_TRECHO SELECIONADO:_
——————————

“Como não enxergamos o outro, o outro não nos vê. Assim
acumulamos nosso ódio.” O trecho do
discurso de Luiz Ruffato na abertura da Feira do Livro em Frankfurt foi um passinho à frente no aprofundamento da
tal cordialidade brasileira consagrada por Sérgio Buarque de Hollanda.
O escritor chacoalhou a bagaça, como diriam os excluídos
sócio-culturais lembrados por ele na Alemanha.
Em poucas linhas, impeliu o público a vaiar Michel Temer, provocou a reação de Ziraldo, irritou Nélida
Piñon e deixou Paulo Coelho ainda mais enciumado.
É a representação humana dos movimentos que tomaram as ruas. Tornou-se o embaixador da indignação latente brasileira.

——————————

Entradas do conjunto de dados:
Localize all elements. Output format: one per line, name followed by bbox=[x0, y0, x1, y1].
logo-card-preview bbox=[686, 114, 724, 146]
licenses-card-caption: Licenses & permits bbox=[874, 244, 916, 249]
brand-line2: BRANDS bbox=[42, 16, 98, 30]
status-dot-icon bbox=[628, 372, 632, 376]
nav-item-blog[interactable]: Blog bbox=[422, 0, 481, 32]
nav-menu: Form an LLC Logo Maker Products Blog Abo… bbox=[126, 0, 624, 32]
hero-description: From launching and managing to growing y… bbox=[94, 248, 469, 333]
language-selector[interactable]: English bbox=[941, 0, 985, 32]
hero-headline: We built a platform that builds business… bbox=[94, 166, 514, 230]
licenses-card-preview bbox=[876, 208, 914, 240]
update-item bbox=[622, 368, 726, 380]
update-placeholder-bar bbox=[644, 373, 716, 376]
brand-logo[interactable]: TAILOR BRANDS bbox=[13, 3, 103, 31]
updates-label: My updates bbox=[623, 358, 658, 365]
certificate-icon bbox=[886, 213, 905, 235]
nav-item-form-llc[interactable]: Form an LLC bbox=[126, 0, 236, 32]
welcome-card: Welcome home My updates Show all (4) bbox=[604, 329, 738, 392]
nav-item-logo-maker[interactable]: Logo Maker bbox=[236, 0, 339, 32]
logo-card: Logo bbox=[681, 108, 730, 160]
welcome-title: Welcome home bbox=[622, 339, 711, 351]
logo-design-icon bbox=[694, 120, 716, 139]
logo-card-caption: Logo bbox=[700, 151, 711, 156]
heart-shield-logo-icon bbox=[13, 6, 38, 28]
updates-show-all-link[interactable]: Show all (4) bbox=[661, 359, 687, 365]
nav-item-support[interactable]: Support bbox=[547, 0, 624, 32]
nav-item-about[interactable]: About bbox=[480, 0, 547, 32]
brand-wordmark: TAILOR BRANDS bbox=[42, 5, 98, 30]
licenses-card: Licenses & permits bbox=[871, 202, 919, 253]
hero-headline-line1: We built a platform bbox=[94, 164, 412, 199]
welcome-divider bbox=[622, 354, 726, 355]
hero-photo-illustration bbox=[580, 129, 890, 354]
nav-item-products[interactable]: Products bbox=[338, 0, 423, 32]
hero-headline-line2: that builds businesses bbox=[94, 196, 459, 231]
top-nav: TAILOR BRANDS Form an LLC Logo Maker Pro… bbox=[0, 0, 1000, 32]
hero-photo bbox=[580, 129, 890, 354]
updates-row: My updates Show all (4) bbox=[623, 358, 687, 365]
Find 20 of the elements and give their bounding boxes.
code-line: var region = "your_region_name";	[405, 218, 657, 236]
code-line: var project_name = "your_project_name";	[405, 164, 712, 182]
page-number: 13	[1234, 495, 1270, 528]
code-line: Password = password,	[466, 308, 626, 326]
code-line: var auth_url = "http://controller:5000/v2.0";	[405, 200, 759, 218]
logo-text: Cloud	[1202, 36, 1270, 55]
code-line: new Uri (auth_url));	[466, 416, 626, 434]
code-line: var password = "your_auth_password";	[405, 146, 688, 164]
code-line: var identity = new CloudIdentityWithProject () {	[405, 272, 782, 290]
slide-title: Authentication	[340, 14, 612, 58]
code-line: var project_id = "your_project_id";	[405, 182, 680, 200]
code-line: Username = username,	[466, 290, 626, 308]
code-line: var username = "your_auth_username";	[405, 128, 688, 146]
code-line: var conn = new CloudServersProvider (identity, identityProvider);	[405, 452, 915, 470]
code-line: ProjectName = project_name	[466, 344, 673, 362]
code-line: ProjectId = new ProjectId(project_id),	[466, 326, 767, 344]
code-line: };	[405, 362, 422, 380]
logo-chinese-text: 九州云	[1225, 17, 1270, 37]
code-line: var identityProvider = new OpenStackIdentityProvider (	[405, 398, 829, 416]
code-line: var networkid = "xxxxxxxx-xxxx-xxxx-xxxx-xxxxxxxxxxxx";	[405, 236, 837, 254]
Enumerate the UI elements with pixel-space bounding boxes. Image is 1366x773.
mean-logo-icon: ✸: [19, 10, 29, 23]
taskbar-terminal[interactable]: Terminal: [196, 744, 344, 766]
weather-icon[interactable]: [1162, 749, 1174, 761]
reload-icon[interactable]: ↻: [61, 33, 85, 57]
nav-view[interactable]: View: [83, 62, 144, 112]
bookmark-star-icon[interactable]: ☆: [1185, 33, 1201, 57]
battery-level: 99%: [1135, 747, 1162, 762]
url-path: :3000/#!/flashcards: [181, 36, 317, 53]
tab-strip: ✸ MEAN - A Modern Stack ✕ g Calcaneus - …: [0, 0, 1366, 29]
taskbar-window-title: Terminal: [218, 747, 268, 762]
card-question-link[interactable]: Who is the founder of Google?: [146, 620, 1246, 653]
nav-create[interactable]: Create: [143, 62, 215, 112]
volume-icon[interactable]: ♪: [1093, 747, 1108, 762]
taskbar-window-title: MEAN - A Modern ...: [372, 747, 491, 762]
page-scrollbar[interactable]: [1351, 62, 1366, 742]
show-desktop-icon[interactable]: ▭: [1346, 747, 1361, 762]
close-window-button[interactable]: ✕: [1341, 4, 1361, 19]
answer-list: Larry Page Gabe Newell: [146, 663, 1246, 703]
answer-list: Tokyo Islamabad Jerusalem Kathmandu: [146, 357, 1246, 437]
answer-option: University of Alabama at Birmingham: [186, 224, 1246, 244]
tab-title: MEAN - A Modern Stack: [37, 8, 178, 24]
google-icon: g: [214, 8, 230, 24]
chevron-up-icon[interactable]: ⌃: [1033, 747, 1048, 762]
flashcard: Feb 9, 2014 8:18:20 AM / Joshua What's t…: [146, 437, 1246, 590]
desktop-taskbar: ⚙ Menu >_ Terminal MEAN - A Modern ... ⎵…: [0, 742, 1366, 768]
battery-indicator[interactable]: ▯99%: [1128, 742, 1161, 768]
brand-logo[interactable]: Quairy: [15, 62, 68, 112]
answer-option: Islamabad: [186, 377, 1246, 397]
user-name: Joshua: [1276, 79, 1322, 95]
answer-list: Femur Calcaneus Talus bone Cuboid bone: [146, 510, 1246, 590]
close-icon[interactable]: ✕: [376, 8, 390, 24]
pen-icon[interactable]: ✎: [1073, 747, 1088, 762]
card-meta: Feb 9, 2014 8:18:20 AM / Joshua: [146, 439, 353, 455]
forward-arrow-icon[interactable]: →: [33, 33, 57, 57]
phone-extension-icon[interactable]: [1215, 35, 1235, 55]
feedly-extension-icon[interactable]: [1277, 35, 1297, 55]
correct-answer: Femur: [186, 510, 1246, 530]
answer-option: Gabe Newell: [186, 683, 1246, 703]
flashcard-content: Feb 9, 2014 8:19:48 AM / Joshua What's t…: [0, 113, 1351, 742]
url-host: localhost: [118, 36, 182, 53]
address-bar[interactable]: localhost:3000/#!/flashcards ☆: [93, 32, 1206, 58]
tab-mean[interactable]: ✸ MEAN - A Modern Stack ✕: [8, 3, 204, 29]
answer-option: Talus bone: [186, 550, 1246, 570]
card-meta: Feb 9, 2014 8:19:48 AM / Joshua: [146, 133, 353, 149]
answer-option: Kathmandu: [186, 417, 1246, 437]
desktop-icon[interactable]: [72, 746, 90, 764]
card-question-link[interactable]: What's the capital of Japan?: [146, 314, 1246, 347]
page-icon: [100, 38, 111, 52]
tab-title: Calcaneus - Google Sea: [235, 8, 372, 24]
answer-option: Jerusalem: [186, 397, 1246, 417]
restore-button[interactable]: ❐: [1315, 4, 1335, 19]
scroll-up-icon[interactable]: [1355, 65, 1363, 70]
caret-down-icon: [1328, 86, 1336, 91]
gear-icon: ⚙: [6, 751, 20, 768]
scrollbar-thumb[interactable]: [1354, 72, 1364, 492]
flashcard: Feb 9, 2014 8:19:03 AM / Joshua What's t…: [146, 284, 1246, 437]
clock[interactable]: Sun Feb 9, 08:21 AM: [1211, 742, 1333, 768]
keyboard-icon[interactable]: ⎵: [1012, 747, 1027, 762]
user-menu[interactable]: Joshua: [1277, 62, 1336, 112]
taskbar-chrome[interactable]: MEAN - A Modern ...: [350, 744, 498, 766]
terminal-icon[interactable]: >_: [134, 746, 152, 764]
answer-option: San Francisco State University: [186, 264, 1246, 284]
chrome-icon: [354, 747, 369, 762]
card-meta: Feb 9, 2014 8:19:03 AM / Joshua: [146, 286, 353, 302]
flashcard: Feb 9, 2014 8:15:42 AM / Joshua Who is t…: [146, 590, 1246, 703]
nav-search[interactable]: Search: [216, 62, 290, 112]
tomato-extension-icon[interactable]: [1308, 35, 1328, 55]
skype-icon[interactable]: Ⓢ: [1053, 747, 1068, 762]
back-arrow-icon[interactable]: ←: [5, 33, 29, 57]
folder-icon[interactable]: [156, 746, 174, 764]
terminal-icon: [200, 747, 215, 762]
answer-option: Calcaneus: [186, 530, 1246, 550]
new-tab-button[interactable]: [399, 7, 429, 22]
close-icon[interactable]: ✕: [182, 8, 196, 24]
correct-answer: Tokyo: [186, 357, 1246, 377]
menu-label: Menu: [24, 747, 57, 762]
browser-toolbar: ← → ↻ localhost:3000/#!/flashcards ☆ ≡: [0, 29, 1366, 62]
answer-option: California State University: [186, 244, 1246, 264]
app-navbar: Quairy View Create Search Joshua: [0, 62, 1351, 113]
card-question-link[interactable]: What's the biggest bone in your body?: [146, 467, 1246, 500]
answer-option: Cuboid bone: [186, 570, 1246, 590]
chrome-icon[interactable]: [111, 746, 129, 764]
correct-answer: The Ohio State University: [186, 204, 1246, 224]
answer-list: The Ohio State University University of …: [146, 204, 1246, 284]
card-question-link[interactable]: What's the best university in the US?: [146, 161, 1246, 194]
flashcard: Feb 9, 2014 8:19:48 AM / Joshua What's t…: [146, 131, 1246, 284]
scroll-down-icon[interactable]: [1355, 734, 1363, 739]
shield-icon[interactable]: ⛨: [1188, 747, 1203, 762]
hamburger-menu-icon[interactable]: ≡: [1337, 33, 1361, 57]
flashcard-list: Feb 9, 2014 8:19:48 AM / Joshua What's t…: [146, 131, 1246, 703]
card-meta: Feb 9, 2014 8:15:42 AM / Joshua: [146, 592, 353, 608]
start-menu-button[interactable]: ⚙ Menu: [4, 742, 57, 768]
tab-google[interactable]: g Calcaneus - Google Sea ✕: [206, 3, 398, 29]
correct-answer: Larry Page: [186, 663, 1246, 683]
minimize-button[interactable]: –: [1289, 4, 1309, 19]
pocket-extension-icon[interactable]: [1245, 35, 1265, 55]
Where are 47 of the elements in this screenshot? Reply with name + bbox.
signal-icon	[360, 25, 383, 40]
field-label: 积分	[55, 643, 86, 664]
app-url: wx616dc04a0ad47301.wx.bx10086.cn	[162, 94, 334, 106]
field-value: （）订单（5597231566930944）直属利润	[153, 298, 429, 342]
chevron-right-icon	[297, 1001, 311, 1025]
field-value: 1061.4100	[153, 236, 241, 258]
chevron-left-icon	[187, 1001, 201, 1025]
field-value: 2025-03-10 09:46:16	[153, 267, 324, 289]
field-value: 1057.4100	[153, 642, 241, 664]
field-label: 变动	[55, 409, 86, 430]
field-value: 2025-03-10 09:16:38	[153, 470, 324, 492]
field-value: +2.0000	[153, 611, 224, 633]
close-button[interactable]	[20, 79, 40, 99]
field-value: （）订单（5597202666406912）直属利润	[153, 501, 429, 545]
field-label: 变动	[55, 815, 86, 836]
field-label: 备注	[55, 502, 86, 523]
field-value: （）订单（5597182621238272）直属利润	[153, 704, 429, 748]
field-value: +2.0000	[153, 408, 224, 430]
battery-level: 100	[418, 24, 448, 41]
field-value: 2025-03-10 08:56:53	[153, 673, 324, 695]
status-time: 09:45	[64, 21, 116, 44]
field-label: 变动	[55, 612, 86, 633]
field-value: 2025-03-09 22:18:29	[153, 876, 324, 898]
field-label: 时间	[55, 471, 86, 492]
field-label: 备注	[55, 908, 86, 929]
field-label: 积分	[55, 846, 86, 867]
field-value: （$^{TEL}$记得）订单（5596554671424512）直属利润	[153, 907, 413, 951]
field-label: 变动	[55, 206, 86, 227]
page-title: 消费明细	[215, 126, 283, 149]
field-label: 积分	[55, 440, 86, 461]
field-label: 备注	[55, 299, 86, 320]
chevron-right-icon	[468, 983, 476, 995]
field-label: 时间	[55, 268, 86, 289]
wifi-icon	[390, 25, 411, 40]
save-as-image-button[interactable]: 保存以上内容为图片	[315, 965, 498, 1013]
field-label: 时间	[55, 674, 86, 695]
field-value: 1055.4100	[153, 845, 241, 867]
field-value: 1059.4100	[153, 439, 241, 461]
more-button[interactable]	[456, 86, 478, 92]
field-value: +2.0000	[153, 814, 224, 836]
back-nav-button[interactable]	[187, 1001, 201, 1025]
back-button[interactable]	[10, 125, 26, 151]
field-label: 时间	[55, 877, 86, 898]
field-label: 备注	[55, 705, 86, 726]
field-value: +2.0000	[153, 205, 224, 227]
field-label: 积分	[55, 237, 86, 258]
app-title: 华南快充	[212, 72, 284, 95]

——————————

_INSTRUÇÃO 1:_
Redigite o trecho do texto sobre o discurso de Luiz Ruffato que vai de "O escritor chacoalhou" até "ainda mais enciumado.".
_INSTRUÇÃO 2:_
Segundo o texto sobre o discurso de Luiz Ruffato, em que ocasião o escritor discursou?
_INSTRUÇÃO 3:_
Dê a continuação do texto sobre o discurso de Luiz Ruffato, começando logo após a última frase apresentada.

_SUA RESPOSTA 1:_
O escritor chacoalhou a bagaça, como diriam os excluídos
sócio-culturais lembrados por ele na Alemanha.
Em poucas linhas, impeliu o público a vaiar Michel Temer, provocou a reação de Ziraldo, irritou Nélida
Piñon e deixou Paulo Coelho ainda mais enciumado.

_SUA RESPOSTA 2:_
Na abertura da Feira do Livro em Frankfurt.

_SUA RESPOSTA 3:_
Para o público interno, foi mais impactante que o discurso
de Dilma sobre a espionagem. Vai alimentar por um bom tempo os chás da Academia
Brasileira de Letras.
Bebeu da fonte do Movimento Verde, viu o que viu Humberto
Mauro, respirou Murilo Mendes. Transpirou em Frankfurt com a concisão de
Drummond de Andrade; como ele, sem perder a ternura.
Deixa com vontade de correr pra livraria.